▶ [What is being asked]
Which lines hold the string "Social"? Copy every one of them.
# START OF Input data
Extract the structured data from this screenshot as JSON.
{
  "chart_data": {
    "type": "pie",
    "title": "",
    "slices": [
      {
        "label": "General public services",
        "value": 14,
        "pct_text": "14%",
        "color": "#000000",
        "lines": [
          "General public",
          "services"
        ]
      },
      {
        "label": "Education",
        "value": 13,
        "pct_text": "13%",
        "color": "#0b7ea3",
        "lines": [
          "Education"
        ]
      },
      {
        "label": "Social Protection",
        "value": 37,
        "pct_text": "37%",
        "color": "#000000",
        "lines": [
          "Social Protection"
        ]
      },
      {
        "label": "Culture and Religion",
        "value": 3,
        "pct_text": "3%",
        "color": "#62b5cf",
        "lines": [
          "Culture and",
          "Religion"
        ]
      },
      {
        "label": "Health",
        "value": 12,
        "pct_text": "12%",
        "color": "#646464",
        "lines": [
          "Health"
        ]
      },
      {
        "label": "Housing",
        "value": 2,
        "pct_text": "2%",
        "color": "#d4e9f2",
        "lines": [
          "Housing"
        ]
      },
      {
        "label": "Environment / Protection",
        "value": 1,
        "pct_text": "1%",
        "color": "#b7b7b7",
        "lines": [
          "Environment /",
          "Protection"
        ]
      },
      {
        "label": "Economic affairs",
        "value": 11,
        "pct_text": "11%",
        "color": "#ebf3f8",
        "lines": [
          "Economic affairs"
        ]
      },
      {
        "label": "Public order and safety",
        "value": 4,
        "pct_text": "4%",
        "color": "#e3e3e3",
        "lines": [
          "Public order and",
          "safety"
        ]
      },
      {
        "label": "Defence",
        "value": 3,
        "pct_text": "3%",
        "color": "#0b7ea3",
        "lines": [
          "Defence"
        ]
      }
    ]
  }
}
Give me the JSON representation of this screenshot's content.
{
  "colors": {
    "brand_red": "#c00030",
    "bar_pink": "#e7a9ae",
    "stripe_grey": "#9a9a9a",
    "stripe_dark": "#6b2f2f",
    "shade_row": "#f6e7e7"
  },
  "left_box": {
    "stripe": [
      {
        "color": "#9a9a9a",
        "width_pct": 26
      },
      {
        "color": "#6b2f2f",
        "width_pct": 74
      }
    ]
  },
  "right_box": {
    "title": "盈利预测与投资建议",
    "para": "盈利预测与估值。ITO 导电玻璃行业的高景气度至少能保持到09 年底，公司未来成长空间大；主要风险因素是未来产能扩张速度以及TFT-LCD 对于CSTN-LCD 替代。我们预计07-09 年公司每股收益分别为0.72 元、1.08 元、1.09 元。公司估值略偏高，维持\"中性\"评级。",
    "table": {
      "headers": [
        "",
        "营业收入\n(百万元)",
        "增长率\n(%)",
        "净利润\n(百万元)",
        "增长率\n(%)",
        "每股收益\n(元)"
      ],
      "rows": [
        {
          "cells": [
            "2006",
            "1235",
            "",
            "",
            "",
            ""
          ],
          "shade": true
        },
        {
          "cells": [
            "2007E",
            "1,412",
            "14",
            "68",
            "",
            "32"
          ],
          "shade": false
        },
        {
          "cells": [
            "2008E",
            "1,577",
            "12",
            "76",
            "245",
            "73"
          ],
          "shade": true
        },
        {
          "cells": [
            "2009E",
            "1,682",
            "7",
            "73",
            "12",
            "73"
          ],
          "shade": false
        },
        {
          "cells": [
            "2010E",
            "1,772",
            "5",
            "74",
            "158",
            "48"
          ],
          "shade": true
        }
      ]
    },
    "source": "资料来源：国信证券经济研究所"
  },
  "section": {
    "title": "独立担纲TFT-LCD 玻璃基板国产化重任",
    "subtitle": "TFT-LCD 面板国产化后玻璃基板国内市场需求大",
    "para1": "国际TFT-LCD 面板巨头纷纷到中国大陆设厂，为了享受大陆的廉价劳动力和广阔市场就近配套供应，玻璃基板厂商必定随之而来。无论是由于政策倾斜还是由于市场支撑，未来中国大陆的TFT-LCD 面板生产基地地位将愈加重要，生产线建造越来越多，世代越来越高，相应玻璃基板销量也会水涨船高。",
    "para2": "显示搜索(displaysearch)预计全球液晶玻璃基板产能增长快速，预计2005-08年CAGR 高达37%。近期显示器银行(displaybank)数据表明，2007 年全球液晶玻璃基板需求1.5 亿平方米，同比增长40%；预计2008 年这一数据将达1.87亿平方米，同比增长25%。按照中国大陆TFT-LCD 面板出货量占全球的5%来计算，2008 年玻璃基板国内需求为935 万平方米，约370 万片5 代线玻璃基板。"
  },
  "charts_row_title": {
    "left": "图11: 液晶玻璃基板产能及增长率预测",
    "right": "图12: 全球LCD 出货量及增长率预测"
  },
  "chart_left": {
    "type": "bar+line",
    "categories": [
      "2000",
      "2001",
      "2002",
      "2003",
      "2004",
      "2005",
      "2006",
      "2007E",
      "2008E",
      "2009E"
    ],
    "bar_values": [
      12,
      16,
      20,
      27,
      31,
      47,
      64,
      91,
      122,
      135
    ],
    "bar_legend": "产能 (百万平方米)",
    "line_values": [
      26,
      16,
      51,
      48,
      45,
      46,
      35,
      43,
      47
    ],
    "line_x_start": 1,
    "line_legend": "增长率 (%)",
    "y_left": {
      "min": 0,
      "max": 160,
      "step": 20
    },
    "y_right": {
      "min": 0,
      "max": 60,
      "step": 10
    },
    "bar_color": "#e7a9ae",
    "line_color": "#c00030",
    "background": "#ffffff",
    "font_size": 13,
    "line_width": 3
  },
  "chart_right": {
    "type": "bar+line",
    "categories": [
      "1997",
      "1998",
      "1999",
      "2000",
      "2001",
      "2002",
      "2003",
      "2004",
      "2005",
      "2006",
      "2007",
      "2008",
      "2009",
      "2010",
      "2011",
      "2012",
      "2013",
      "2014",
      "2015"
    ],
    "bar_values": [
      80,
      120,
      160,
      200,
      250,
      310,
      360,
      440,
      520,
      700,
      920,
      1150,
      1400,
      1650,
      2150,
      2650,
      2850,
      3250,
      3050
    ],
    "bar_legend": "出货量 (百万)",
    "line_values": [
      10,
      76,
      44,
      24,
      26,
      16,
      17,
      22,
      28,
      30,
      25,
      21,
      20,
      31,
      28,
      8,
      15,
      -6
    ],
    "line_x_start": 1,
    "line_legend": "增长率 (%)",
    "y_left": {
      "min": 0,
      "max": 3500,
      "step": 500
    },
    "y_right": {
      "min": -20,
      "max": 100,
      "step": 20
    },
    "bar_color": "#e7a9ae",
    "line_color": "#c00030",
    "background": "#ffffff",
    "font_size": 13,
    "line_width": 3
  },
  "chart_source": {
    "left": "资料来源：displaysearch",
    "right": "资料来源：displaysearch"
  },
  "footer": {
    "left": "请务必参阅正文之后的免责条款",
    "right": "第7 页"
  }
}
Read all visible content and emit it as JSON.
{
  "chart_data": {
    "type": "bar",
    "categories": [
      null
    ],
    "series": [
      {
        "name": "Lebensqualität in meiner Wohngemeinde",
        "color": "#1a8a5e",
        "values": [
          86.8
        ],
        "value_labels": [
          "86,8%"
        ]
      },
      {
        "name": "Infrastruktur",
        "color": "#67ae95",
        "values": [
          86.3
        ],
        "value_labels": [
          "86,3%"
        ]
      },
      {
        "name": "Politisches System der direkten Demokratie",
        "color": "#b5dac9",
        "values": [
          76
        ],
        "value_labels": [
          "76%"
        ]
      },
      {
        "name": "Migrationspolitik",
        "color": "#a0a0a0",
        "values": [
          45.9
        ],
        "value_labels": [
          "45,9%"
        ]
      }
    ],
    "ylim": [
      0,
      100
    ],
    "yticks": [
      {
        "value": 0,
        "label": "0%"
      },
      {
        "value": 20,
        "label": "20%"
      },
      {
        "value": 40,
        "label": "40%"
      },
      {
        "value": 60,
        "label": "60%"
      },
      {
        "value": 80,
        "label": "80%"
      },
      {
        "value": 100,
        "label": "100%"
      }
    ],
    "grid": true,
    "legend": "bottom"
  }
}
# END OF Input data
▶ [Task output]
        "label": "Social Protection",
          "Social Protection"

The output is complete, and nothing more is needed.